**OBJECTIVE**
Look for the string "contra" and copy every line that has it.

Stored records
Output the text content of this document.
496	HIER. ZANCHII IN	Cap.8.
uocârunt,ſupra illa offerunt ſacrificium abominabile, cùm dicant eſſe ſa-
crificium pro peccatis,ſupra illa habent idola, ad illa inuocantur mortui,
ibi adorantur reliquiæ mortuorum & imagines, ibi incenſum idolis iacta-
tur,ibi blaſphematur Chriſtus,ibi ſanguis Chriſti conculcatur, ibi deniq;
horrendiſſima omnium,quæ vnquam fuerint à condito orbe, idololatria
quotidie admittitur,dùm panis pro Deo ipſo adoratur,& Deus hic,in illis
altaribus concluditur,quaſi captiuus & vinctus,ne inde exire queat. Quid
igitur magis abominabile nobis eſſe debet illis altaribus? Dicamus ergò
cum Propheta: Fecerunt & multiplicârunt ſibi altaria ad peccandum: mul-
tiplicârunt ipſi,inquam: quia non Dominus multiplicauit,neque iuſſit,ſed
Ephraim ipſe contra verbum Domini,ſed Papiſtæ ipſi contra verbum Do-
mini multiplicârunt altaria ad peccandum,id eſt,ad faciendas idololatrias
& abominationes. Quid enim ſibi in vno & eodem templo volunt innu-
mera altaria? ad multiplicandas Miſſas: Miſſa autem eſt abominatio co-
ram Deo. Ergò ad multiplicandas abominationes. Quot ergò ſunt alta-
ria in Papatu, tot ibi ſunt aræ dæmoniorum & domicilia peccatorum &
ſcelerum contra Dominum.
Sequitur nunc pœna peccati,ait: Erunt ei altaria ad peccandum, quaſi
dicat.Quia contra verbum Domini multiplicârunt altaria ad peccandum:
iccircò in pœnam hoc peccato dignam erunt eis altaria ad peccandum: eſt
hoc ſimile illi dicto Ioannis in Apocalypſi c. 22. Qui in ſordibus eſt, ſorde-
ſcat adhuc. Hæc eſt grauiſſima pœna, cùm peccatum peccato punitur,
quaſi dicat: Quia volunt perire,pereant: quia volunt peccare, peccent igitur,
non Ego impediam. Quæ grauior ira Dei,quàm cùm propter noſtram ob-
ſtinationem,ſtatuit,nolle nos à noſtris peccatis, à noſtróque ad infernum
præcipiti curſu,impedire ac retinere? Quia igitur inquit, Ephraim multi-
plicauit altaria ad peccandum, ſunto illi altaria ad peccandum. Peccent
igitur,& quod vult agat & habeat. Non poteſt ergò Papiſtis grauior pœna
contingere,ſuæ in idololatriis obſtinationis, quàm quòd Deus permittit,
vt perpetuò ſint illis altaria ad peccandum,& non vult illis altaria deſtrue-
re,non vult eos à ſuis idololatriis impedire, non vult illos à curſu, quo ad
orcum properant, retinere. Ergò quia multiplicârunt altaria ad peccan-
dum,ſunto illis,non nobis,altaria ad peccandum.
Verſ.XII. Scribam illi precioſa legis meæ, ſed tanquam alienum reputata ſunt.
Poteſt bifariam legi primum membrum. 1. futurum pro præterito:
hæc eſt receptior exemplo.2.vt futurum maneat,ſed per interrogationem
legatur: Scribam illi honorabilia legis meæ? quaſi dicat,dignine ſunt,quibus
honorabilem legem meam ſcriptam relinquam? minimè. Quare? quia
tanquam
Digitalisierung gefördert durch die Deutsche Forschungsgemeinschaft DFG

**FULL OUTPUT**
Ephraim ipſe contra verbum Domini,ſed Papiſtæ ipſi contra verbum Do-
ſcelerum contra Dominum.
dicat.Quia contra verbum Domini multiplicârunt altaria ad peccandum:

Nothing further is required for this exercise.